GOAL OF THE EXERCISE:
For the listing below, give the number of lines in which "Итого" occurs. Add nothing.

TASK DATA:

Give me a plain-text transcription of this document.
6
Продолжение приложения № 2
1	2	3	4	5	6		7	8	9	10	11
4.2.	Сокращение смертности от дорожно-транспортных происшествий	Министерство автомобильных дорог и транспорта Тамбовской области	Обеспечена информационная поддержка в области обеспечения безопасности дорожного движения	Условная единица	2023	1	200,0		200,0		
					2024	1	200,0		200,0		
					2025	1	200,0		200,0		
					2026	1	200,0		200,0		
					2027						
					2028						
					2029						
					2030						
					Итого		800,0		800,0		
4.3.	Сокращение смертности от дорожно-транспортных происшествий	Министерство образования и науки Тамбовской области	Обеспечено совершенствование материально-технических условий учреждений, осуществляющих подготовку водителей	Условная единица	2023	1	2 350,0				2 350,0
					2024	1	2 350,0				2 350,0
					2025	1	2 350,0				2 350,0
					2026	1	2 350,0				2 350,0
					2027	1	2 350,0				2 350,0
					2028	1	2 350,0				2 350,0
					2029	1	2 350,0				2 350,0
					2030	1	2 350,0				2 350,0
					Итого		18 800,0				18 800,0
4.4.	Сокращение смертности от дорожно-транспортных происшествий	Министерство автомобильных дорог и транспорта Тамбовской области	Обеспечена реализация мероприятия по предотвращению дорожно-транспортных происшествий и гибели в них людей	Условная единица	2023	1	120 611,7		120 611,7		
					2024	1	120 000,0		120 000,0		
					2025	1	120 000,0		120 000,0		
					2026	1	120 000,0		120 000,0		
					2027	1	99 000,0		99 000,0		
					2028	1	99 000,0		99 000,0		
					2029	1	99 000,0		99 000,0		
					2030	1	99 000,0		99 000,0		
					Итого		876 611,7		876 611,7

RESULT OF THE TASK:
3